**The request:**
Where a line of the material contains the string "JSON", copy that line.

**Records for this task:**
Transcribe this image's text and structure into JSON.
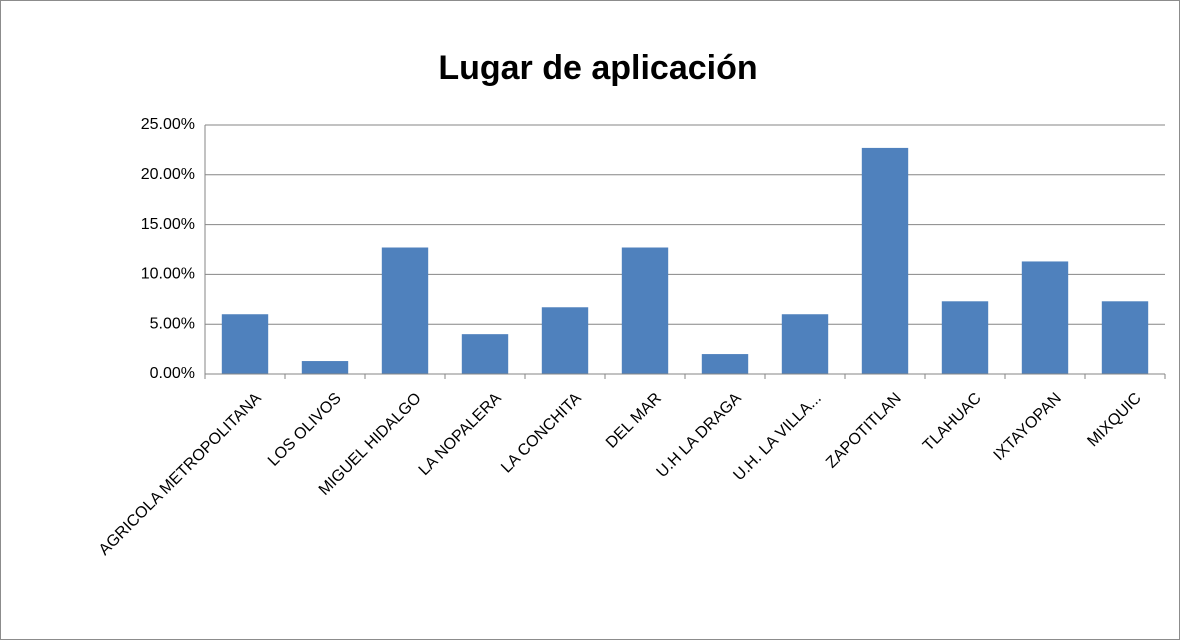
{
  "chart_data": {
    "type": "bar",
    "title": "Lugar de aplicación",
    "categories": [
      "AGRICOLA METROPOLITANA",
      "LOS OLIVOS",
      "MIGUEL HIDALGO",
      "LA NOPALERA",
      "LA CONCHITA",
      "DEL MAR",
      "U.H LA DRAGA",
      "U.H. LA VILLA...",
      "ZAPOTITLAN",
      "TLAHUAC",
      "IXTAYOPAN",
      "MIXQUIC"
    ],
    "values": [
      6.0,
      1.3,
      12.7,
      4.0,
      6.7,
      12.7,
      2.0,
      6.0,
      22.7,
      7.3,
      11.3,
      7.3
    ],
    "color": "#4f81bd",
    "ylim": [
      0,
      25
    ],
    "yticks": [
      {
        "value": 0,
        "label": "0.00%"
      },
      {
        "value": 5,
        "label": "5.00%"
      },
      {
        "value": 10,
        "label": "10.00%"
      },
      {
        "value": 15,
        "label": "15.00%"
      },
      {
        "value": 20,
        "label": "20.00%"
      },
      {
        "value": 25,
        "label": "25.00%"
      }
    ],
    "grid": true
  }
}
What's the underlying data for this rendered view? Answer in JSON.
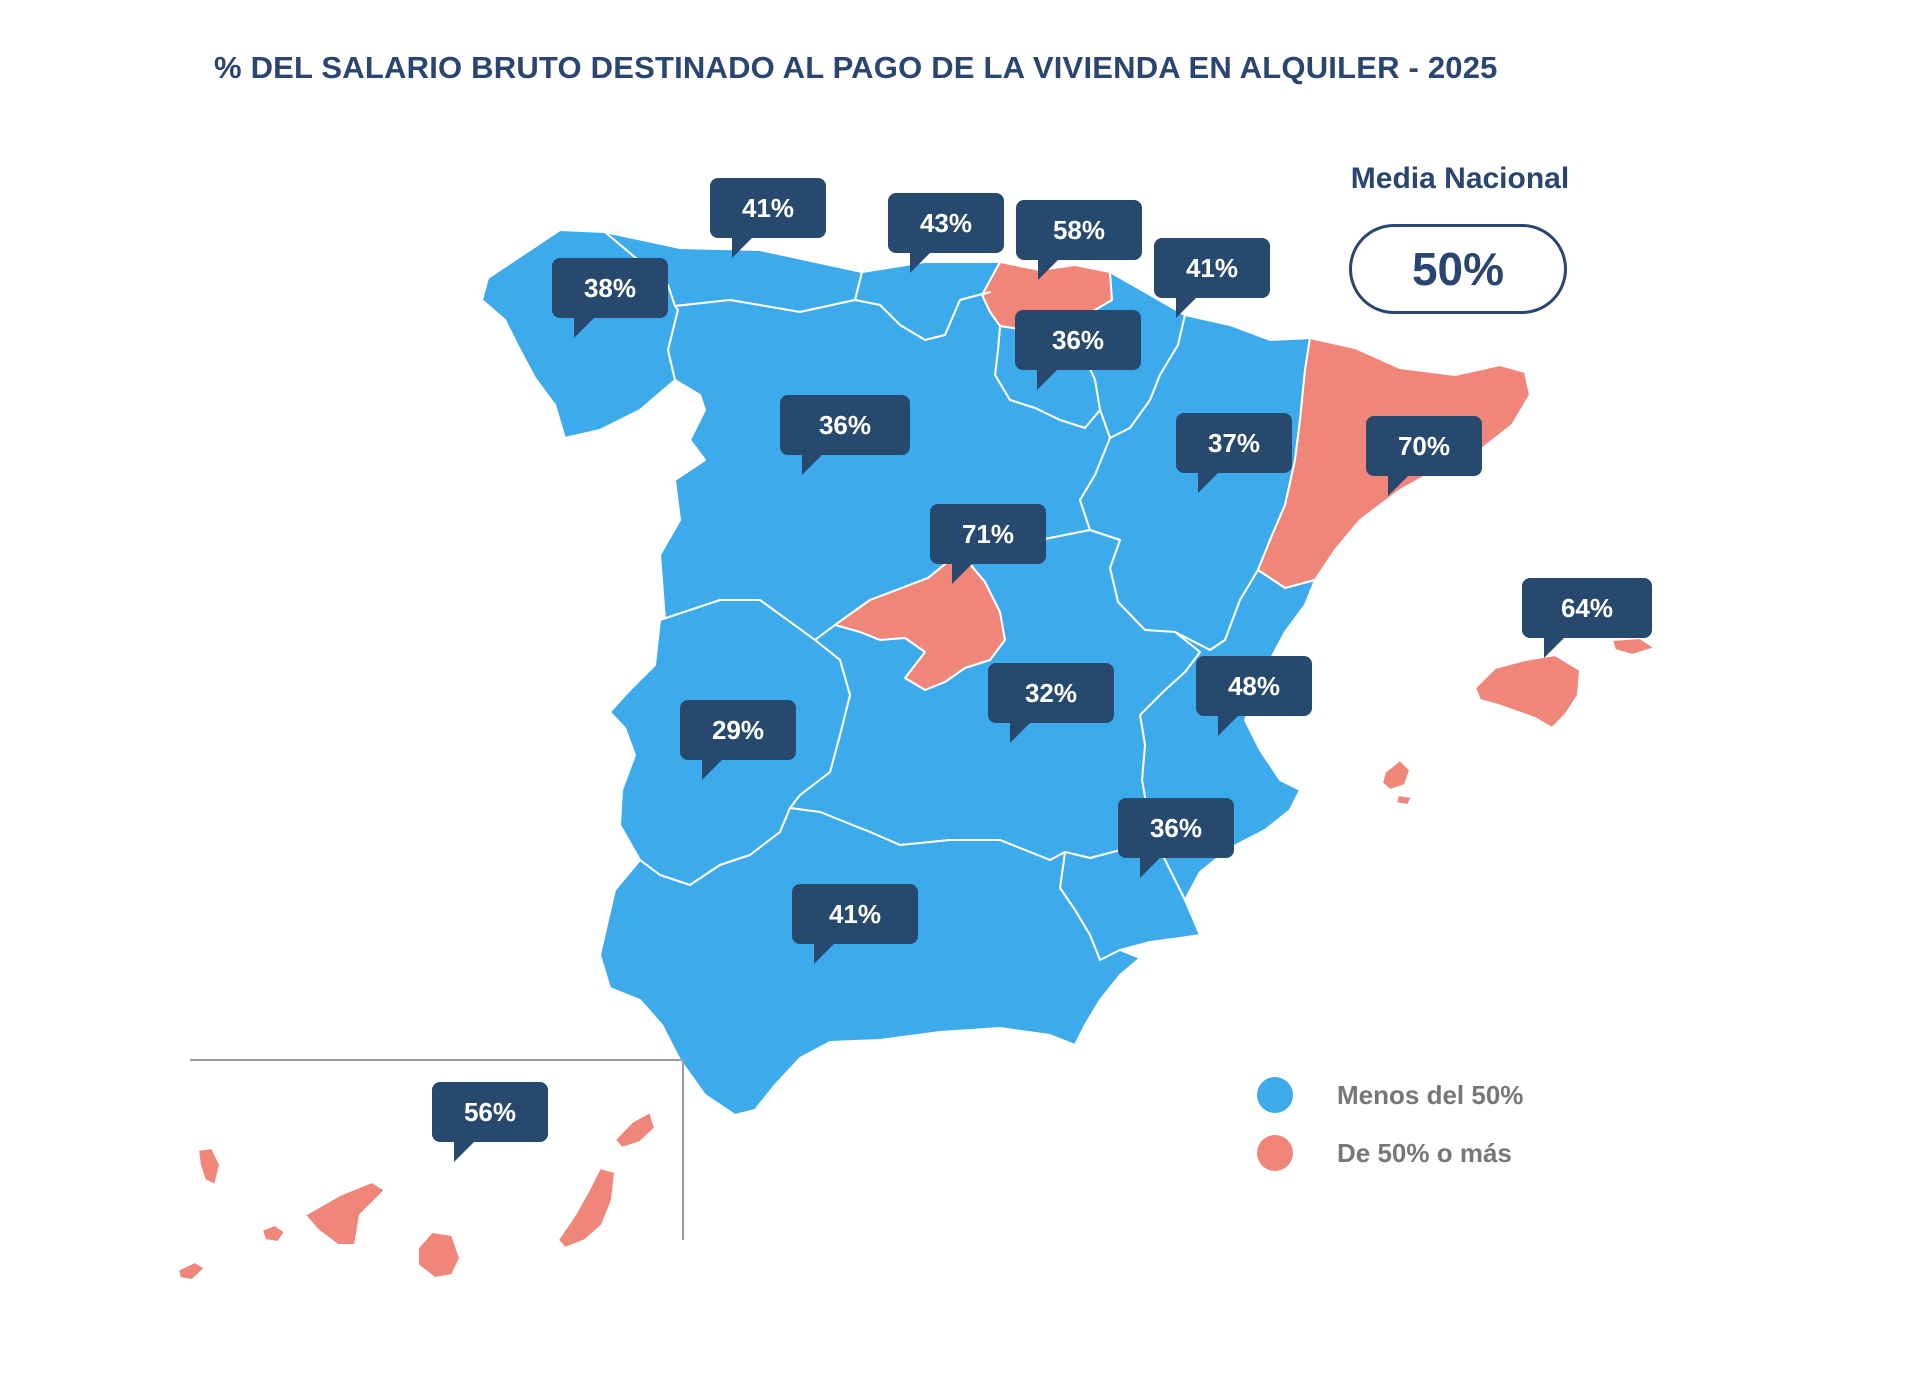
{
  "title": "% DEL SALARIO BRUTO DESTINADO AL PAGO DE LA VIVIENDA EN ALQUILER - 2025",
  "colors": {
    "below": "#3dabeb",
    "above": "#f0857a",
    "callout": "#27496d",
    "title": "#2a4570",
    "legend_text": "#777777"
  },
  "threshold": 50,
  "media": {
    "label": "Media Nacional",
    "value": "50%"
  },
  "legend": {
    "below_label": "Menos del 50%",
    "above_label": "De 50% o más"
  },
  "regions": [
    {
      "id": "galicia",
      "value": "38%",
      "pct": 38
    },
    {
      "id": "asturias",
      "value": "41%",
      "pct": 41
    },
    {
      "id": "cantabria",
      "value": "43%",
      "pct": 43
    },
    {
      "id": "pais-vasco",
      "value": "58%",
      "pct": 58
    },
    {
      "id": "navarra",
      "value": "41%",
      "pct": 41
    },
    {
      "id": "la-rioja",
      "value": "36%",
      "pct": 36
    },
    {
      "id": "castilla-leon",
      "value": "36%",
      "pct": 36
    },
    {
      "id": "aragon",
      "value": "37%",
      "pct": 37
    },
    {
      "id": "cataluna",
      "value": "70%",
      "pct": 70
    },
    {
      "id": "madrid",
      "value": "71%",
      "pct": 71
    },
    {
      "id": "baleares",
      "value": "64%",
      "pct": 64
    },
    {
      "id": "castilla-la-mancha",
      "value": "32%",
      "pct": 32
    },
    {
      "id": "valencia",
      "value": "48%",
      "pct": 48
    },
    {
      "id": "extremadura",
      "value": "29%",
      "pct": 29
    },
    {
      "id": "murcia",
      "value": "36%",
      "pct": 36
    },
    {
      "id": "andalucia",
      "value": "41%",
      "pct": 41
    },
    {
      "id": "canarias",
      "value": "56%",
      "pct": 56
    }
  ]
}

--

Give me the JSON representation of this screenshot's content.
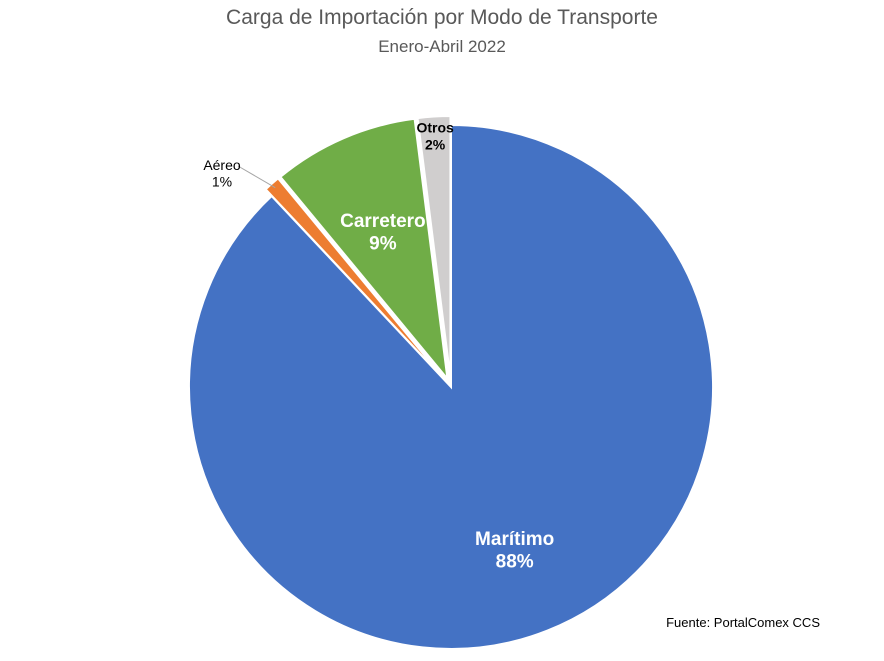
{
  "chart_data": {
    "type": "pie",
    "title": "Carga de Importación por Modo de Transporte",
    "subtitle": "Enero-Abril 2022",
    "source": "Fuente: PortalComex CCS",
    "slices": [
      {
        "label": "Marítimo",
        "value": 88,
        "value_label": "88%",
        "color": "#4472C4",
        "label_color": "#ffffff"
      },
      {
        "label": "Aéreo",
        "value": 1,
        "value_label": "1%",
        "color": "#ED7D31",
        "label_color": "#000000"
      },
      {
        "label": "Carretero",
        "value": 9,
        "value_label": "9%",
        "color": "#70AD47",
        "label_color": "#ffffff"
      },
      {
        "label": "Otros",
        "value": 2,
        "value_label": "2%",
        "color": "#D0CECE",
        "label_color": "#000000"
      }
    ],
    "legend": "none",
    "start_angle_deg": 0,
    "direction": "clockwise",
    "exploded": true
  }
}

**Response:**
Transcribe this image's text and structure into JSON.
What's the underlying data for this rendered view? Answer in JSON.
Give me the JSON representation of this screenshot's content.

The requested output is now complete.